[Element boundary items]
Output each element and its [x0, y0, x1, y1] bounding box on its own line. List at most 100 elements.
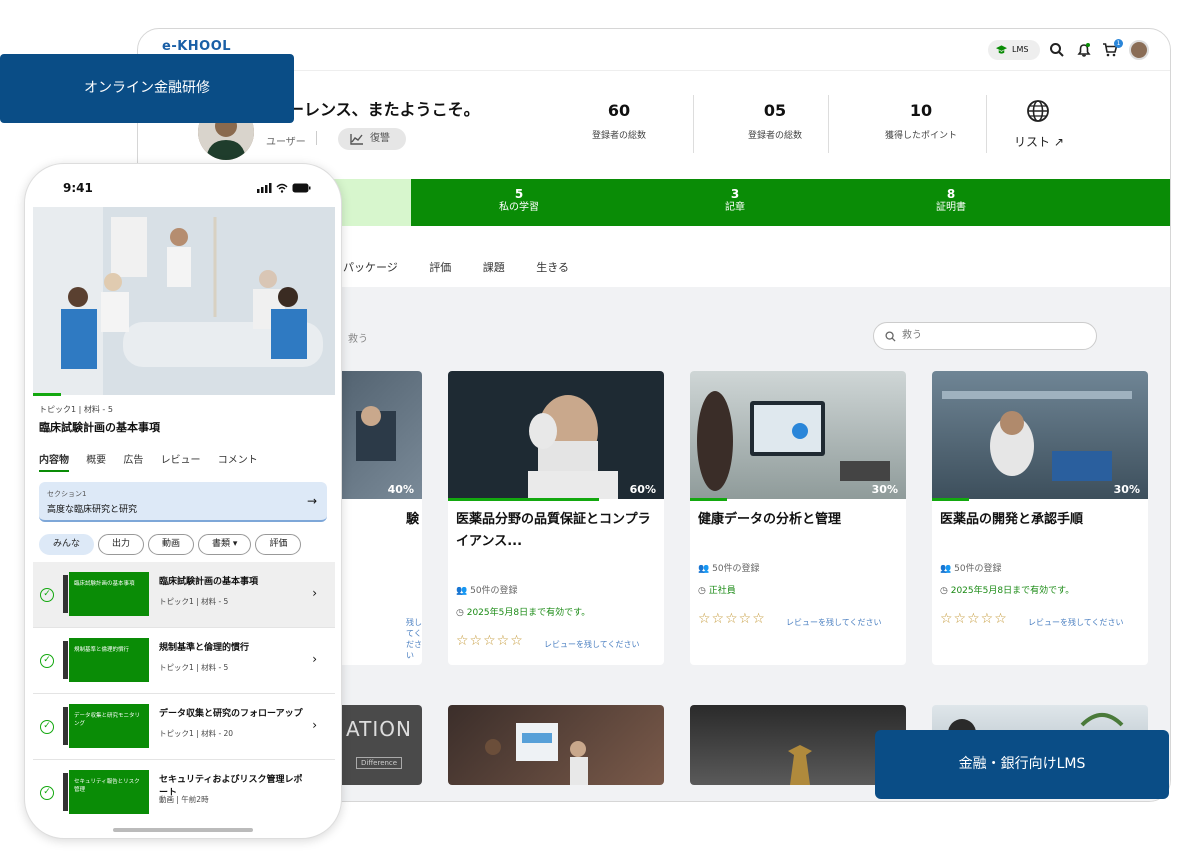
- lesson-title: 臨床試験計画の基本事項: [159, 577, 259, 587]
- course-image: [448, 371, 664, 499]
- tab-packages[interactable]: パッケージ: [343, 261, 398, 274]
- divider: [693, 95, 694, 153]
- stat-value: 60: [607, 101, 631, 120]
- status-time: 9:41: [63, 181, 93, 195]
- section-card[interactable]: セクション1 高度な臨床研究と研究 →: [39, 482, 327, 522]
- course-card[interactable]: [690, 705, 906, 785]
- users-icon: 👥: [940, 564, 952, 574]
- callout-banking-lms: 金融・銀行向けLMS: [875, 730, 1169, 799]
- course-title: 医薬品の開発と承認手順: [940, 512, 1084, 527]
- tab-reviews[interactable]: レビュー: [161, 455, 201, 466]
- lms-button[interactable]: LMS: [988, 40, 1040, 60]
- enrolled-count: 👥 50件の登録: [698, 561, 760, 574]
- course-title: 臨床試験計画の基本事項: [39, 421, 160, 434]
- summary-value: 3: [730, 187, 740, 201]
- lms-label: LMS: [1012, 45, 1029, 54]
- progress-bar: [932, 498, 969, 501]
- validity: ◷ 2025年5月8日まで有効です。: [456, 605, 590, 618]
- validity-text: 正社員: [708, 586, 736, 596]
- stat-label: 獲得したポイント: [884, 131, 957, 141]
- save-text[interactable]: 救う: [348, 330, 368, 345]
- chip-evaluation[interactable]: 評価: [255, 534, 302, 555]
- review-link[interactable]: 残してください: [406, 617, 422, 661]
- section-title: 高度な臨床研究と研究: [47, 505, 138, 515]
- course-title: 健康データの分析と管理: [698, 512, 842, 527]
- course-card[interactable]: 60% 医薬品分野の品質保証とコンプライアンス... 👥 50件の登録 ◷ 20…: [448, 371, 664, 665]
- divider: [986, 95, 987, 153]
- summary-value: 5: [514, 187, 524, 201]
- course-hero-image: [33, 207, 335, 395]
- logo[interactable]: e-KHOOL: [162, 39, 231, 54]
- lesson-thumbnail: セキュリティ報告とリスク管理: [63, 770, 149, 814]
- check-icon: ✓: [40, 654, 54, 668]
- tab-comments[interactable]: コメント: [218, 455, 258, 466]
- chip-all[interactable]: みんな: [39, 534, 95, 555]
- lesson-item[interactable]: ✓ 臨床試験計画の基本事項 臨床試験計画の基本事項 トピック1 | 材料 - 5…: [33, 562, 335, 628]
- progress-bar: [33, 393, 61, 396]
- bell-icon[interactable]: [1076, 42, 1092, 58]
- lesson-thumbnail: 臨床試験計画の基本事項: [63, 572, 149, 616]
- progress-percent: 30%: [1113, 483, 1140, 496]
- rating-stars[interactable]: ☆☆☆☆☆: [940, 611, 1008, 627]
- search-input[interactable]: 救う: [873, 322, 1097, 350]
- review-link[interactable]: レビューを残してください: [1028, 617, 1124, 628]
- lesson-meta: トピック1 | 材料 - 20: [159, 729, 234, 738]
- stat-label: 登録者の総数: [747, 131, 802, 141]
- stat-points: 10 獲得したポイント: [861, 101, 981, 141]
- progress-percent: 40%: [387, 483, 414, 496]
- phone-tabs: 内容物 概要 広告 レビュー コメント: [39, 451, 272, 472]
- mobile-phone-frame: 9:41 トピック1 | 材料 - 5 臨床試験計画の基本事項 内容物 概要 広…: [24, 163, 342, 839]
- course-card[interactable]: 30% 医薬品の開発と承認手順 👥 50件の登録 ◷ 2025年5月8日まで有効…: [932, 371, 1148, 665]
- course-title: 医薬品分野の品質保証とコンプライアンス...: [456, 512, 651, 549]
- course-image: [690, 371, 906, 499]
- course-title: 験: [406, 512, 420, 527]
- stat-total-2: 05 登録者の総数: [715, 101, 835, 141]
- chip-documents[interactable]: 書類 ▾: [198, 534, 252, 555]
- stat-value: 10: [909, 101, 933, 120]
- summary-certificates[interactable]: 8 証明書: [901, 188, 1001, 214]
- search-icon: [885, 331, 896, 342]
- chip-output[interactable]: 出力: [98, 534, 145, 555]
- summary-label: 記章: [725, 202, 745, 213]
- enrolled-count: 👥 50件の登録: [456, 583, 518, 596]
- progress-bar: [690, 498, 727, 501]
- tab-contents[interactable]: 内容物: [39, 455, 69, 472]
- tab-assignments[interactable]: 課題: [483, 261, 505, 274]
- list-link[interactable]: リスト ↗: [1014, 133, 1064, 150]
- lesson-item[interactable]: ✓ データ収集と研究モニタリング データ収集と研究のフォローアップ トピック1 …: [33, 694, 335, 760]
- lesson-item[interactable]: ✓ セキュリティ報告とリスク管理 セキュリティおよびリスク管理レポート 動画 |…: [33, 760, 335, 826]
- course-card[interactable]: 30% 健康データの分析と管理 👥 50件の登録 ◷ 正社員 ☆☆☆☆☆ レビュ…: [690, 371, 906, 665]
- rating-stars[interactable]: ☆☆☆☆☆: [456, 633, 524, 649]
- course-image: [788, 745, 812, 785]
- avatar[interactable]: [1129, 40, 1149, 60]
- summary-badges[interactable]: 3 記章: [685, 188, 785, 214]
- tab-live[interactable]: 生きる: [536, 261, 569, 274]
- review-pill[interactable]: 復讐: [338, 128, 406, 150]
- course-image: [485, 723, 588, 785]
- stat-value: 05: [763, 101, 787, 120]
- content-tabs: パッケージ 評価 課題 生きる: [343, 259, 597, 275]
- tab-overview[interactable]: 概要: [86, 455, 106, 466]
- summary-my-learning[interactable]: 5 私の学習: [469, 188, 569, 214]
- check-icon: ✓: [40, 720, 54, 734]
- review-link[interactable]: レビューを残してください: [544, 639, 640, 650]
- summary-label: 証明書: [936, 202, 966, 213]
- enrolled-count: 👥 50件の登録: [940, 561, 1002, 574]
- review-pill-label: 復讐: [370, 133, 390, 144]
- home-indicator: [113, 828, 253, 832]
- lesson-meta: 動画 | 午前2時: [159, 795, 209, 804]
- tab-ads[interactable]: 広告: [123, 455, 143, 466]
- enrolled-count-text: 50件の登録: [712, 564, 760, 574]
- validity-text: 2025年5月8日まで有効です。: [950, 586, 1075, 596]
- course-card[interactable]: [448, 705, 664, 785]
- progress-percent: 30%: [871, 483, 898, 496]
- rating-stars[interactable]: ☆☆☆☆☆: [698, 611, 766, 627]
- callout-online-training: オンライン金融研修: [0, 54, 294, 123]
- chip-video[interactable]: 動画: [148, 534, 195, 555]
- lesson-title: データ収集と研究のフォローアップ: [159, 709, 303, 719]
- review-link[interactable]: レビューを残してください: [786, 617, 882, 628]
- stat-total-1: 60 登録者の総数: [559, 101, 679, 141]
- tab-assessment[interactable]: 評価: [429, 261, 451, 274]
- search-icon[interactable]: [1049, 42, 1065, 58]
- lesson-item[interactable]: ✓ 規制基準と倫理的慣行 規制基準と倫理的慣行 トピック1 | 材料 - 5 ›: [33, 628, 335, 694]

→ **EXERCISE AIM**
Copy out every line of the items above word for word, leaving out the pictures.

→ **RESULT FOR THIS TASK**
Output each element and its [x0, y0, x1, y1] bounding box on its own line. List at most 100 elements.
- lesson-title: 臨床試験計画の基本事項: [159, 577, 259, 587]
- course-image: [448, 371, 664, 499]
- tab-packages[interactable]: パッケージ: [343, 261, 398, 274]
- divider: [693, 95, 694, 153]
- stat-value: 60: [607, 101, 631, 120]
- status-time: 9:41: [63, 181, 93, 195]
- section-card[interactable]: セクション1 高度な臨床研究と研究 →: [39, 482, 327, 522]
- course-card[interactable]: [690, 705, 906, 785]
- users-icon: 👥: [940, 564, 952, 574]
- callout-banking-lms: 金融・銀行向けLMS: [875, 730, 1169, 799]
- course-title: 医薬品の開発と承認手順: [940, 512, 1084, 527]
- tab-reviews[interactable]: レビュー: [161, 455, 201, 466]
- lms-button[interactable]: LMS: [988, 40, 1040, 60]
- enrolled-count: 👥 50件の登録: [698, 561, 760, 574]
- course-title: 臨床試験計画の基本事項: [39, 421, 160, 434]
- summary-value: 3: [730, 187, 740, 201]
- lms-label: LMS: [1012, 45, 1029, 54]
- progress-bar: [932, 498, 969, 501]
- validity: ◷ 2025年5月8日まで有効です。: [456, 605, 590, 618]
- validity-text: 正社員: [708, 586, 736, 596]
- stat-label: 獲得したポイント: [884, 131, 957, 141]
- save-text[interactable]: 救う: [348, 330, 368, 345]
- chip-evaluation[interactable]: 評価: [255, 534, 302, 555]
- review-link[interactable]: 残してください: [406, 617, 422, 661]
- section-title: 高度な臨床研究と研究: [47, 505, 138, 515]
- course-title: 健康データの分析と管理: [698, 512, 842, 527]
- course-card[interactable]: 60% 医薬品分野の品質保証とコンプライアンス... 👥 50件の登録 ◷ 20…: [448, 371, 664, 665]
- divider: [986, 95, 987, 153]
- summary-value: 5: [514, 187, 524, 201]
- course-hero-image: [33, 207, 335, 395]
- logo[interactable]: e-KHOOL: [162, 39, 231, 54]
- lesson-thumbnail: セキュリティ報告とリスク管理: [63, 770, 149, 814]
- check-icon: ✓: [40, 654, 54, 668]
- tab-comments[interactable]: コメント: [218, 455, 258, 466]
- chip-all[interactable]: みんな: [39, 534, 95, 555]
- lesson-item[interactable]: ✓ 臨床試験計画の基本事項 臨床試験計画の基本事項 トピック1 | 材料 - 5…: [33, 562, 335, 628]
- progress-bar: [33, 393, 61, 396]
- bell-icon[interactable]: [1076, 42, 1092, 58]
- lesson-thumbnail: 臨床試験計画の基本事項: [63, 572, 149, 616]
- progress-percent: 30%: [1113, 483, 1140, 496]
- rating-stars[interactable]: ☆☆☆☆☆: [940, 611, 1008, 627]
- search-input[interactable]: 救う: [873, 322, 1097, 350]
- review-link[interactable]: レビューを残してください: [1028, 617, 1124, 628]
- lesson-meta: トピック1 | 材料 - 20: [159, 729, 234, 738]
- stat-label: 登録者の総数: [747, 131, 802, 141]
- stat-points: 10 獲得したポイント: [861, 101, 981, 141]
- progress-percent: 40%: [387, 483, 414, 496]
- phone-tabs: 内容物 概要 広告 レビュー コメント: [39, 451, 272, 472]
- mobile-phone-frame: 9:41 トピック1 | 材料 - 5 臨床試験計画の基本事項 内容物 概要 広…: [24, 163, 342, 839]
- course-card[interactable]: 30% 医薬品の開発と承認手順 👥 50件の登録 ◷ 2025年5月8日まで有効…: [932, 371, 1148, 665]
- course-title: 医薬品分野の品質保証とコンプライアンス...: [456, 512, 651, 549]
- course-image: [690, 371, 906, 499]
- course-title: 験: [406, 512, 420, 527]
- stat-total-2: 05 登録者の総数: [715, 101, 835, 141]
- chip-documents[interactable]: 書類 ▾: [198, 534, 252, 555]
- stat-value: 10: [909, 101, 933, 120]
- summary-certificates[interactable]: 8 証明書: [901, 188, 1001, 214]
- search-icon: [885, 331, 896, 342]
- chip-output[interactable]: 出力: [98, 534, 145, 555]
- summary-label: 記章: [725, 202, 745, 213]
- enrolled-count: 👥 50件の登録: [456, 583, 518, 596]
- progress-bar: [690, 498, 727, 501]
- tab-contents[interactable]: 内容物: [39, 455, 69, 472]
- tab-assignments[interactable]: 課題: [483, 261, 505, 274]
- list-link[interactable]: リスト ↗: [1014, 133, 1064, 150]
- lesson-item[interactable]: ✓ データ収集と研究モニタリング データ収集と研究のフォローアップ トピック1 …: [33, 694, 335, 760]
- lesson-item[interactable]: ✓ セキュリティ報告とリスク管理 セキュリティおよびリスク管理レポート 動画 |…: [33, 760, 335, 826]
- course-card[interactable]: 30% 健康データの分析と管理 👥 50件の登録 ◷ 正社員 ☆☆☆☆☆ レビュ…: [690, 371, 906, 665]
- rating-stars[interactable]: ☆☆☆☆☆: [456, 633, 524, 649]
- course-image: [788, 745, 812, 785]
- avatar[interactable]: [1129, 40, 1149, 60]
- summary-badges[interactable]: 3 記章: [685, 188, 785, 214]
- tab-live[interactable]: 生きる: [536, 261, 569, 274]
- review-pill[interactable]: 復讐: [338, 128, 406, 150]
- course-image: [485, 723, 588, 785]
- stat-value: 05: [763, 101, 787, 120]
- content-tabs: パッケージ 評価 課題 生きる: [343, 259, 597, 275]
- tab-overview[interactable]: 概要: [86, 455, 106, 466]
- summary-my-learning[interactable]: 5 私の学習: [469, 188, 569, 214]
- check-icon: ✓: [40, 720, 54, 734]
- review-link[interactable]: レビューを残してください: [544, 639, 640, 650]
- summary-label: 証明書: [936, 202, 966, 213]
- enrolled-count: 👥 50件の登録: [940, 561, 1002, 574]
- review-pill-label: 復讐: [370, 133, 390, 144]
- home-indicator: [113, 828, 253, 832]
- lesson-meta: 動画 | 午前2時: [159, 795, 209, 804]
- tab-ads[interactable]: 広告: [123, 455, 143, 466]
- enrolled-count-text: 50件の登録: [712, 564, 760, 574]
- validity-text: 2025年5月8日まで有効です。: [950, 586, 1075, 596]
- course-card[interactable]: [448, 705, 664, 785]
- progress-percent: 30%: [871, 483, 898, 496]
- rating-stars[interactable]: ☆☆☆☆☆: [698, 611, 766, 627]
- callout-online-training: オンライン金融研修: [0, 54, 294, 123]
- chip-video[interactable]: 動画: [148, 534, 195, 555]
- lesson-title: データ収集と研究のフォローアップ: [159, 709, 303, 719]
- review-link[interactable]: レビューを残してください: [786, 617, 882, 628]
- stat-total-1: 60 登録者の総数: [559, 101, 679, 141]
- tab-assessment[interactable]: 評価: [429, 261, 451, 274]
- search-icon[interactable]: [1049, 42, 1065, 58]
- lesson-item[interactable]: ✓ 規制基準と倫理的慣行 規制基準と倫理的慣行 トピック1 | 材料 - 5 ›: [33, 628, 335, 694]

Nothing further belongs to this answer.